AVAILABLE DATA
——————

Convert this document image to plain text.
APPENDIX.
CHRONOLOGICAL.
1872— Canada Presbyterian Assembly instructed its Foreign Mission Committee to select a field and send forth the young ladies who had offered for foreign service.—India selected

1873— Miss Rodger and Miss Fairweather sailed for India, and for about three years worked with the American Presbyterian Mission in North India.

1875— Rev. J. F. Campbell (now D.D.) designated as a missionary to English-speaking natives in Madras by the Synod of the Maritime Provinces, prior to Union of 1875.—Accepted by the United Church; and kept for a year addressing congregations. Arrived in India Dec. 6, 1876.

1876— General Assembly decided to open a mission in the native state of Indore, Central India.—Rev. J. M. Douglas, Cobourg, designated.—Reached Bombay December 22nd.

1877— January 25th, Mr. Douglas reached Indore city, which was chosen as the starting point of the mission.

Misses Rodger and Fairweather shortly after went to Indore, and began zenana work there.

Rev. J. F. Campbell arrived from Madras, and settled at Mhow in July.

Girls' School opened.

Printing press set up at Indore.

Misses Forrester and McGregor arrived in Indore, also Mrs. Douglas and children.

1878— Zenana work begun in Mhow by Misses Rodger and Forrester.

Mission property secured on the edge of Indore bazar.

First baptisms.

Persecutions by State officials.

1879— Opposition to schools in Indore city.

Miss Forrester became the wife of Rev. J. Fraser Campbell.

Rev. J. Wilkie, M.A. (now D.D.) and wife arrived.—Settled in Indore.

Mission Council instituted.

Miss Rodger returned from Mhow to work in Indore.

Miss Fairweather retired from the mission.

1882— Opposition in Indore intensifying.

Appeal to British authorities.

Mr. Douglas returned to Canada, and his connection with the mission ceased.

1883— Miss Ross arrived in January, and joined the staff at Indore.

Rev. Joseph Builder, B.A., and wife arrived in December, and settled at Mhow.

——————

GOAL
Across the entries, how many lines contain "January"? Reply with the number only.

SOLUTION
2